_REQUIRED WORK_
Find every line in the records below that contains the word "basis", and copy each such line.

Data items
= = = = = = =

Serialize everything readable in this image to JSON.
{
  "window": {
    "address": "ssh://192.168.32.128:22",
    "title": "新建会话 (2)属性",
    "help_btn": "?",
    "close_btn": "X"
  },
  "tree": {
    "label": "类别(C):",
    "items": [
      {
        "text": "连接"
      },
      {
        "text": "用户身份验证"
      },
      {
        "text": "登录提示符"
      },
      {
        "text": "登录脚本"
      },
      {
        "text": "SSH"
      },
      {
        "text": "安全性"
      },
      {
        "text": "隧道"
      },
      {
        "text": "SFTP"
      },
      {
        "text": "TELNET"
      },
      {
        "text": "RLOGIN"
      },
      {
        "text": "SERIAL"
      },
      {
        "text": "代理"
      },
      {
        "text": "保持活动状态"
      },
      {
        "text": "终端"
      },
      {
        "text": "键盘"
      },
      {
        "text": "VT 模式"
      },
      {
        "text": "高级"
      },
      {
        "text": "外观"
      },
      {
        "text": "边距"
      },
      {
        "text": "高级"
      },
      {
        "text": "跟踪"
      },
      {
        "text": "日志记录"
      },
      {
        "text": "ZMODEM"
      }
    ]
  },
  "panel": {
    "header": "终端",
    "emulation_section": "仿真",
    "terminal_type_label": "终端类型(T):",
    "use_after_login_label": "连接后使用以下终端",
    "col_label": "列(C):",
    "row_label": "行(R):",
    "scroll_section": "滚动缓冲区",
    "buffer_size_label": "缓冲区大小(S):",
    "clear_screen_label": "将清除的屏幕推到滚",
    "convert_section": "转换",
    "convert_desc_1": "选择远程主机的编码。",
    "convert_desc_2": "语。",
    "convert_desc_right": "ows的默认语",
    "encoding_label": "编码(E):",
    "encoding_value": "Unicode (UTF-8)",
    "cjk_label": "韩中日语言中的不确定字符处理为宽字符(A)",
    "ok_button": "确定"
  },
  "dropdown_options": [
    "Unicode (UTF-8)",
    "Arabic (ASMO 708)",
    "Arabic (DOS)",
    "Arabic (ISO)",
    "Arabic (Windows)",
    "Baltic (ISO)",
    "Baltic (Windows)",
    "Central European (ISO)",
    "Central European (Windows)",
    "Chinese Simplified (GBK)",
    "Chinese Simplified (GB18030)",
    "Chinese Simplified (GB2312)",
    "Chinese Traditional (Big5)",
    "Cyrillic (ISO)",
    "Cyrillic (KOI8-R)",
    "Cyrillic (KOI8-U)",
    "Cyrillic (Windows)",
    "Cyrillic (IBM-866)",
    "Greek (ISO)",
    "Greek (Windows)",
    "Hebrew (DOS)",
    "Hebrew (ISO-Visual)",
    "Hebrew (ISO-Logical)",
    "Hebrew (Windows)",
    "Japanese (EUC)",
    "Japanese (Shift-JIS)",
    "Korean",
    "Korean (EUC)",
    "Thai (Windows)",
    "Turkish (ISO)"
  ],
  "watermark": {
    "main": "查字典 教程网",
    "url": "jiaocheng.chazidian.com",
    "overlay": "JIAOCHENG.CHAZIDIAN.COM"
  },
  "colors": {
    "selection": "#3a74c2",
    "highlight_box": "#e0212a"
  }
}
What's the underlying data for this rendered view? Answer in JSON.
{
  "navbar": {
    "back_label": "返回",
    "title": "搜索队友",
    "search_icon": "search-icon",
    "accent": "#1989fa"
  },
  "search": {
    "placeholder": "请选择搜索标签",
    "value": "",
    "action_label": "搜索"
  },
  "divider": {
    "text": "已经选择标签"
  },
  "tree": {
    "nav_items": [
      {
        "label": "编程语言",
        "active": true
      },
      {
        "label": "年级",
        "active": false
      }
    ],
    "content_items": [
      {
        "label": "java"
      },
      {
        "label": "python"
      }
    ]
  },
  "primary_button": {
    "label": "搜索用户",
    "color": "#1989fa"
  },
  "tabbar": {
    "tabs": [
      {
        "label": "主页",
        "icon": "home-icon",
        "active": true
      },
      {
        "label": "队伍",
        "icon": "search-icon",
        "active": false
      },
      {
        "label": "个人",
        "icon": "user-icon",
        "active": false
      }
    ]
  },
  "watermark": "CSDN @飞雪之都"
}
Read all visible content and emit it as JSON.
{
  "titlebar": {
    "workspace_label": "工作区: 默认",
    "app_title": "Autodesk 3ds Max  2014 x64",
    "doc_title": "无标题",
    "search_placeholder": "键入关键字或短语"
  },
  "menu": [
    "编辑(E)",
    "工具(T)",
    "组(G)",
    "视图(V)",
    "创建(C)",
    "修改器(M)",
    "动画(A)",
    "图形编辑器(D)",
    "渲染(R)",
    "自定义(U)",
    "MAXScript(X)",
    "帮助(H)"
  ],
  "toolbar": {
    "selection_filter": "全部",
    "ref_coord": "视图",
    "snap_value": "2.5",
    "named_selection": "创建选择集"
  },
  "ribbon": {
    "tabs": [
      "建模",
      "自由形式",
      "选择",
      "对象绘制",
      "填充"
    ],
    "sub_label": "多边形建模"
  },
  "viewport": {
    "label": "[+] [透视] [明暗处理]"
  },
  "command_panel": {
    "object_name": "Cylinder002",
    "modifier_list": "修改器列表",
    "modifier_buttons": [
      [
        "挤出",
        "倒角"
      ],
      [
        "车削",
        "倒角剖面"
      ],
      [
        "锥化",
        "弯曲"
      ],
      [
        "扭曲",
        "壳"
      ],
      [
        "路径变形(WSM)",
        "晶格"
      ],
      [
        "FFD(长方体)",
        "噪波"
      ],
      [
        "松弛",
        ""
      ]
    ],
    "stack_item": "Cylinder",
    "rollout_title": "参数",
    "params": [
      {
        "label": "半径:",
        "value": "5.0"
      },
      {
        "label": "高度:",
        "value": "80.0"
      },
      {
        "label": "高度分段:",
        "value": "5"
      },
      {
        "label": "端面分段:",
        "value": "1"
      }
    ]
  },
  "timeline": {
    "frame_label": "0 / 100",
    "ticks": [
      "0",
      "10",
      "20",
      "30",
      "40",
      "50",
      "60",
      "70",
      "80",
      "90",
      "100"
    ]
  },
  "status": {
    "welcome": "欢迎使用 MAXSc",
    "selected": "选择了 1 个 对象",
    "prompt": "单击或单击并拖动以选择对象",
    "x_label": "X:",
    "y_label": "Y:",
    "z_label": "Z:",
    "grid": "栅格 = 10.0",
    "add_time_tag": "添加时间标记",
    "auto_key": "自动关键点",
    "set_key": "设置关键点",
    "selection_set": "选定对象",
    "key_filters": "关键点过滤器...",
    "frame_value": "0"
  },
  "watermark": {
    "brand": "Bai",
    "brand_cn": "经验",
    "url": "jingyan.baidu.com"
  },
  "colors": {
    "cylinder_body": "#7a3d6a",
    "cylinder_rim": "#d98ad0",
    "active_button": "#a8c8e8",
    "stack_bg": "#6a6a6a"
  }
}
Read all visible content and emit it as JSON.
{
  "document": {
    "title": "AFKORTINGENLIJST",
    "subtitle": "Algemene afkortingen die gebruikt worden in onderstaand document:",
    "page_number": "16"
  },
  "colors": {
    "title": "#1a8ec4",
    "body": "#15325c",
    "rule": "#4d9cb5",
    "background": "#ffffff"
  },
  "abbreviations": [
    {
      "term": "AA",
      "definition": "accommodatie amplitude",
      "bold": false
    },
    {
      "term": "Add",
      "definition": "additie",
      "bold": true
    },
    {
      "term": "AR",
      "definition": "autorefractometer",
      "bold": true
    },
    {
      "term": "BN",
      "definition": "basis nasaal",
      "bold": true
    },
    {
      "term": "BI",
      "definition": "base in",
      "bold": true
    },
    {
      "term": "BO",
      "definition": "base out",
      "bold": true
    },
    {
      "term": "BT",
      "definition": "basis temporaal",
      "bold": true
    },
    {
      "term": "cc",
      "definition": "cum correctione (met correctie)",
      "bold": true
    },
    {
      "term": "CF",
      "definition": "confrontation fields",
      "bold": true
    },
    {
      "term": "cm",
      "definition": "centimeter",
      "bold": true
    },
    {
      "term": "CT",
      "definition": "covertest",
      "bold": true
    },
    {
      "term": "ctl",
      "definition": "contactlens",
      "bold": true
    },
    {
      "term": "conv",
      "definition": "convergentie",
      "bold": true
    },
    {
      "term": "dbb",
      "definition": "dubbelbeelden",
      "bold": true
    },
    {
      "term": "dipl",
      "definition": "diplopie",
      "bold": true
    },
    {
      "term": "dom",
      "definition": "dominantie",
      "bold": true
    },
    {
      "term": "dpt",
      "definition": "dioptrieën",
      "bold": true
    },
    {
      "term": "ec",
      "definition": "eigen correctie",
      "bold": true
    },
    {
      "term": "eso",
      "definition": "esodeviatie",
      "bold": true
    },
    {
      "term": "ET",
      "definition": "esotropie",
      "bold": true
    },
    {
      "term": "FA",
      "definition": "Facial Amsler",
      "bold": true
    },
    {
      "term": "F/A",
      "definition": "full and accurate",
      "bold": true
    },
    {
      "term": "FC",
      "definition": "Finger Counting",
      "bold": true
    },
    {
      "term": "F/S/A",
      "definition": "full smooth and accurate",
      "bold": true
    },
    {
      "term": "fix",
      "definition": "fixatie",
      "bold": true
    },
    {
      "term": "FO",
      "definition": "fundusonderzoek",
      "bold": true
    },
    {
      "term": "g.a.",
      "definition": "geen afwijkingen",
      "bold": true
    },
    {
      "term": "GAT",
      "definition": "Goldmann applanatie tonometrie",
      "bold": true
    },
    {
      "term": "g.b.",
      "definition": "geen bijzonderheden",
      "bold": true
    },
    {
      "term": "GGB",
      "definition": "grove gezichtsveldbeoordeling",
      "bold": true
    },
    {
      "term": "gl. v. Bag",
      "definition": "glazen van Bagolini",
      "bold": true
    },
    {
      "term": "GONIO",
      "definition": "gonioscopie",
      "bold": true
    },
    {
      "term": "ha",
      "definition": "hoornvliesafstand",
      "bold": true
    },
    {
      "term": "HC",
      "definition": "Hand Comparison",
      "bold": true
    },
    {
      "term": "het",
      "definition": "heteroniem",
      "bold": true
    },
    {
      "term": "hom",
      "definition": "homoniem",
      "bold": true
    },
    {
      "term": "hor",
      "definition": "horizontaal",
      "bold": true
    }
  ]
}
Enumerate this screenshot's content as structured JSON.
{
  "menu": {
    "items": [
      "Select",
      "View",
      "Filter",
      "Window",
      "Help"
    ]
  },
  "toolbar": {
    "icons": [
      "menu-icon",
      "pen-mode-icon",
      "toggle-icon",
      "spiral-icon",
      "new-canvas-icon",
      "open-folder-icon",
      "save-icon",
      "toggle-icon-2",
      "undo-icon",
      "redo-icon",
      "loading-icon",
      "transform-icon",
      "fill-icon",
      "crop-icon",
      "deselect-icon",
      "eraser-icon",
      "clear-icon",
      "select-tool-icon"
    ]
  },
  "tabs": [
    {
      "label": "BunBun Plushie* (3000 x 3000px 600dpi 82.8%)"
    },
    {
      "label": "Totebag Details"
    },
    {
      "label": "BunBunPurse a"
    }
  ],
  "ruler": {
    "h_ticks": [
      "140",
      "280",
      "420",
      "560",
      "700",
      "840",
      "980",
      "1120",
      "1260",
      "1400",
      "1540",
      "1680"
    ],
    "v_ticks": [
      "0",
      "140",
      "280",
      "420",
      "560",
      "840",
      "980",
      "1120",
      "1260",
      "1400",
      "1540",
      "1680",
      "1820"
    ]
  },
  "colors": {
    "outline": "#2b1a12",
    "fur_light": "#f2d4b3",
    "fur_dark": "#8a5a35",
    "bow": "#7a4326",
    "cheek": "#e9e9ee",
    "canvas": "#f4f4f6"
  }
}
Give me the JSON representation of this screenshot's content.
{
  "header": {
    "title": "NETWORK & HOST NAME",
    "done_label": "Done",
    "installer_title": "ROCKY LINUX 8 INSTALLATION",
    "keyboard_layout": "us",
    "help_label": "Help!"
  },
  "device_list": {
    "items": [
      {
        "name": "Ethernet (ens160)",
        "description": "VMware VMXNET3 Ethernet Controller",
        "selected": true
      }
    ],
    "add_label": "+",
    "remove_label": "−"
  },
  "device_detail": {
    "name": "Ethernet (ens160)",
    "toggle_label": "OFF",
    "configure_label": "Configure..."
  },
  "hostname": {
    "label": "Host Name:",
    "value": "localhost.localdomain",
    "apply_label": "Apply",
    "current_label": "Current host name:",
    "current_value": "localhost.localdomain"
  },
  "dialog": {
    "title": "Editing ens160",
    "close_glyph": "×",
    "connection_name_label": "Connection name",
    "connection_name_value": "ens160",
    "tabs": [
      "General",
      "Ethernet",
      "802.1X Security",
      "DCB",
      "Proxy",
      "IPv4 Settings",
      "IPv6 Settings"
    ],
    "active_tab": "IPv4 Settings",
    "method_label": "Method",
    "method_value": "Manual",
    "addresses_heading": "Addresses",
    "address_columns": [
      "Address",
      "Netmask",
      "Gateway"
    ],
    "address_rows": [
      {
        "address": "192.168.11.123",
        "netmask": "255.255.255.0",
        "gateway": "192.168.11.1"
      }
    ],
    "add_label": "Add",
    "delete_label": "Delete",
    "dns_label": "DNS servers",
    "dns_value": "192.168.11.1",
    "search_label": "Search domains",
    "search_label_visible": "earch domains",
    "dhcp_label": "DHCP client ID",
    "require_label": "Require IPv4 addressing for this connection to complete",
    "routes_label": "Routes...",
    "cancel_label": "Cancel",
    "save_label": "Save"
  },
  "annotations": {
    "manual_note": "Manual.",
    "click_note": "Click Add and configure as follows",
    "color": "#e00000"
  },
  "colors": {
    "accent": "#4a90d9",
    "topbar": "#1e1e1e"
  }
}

= = = = = = =

_THE RESULT_
      "definition": "basis nasaal",
      "definition": "basis temporaal",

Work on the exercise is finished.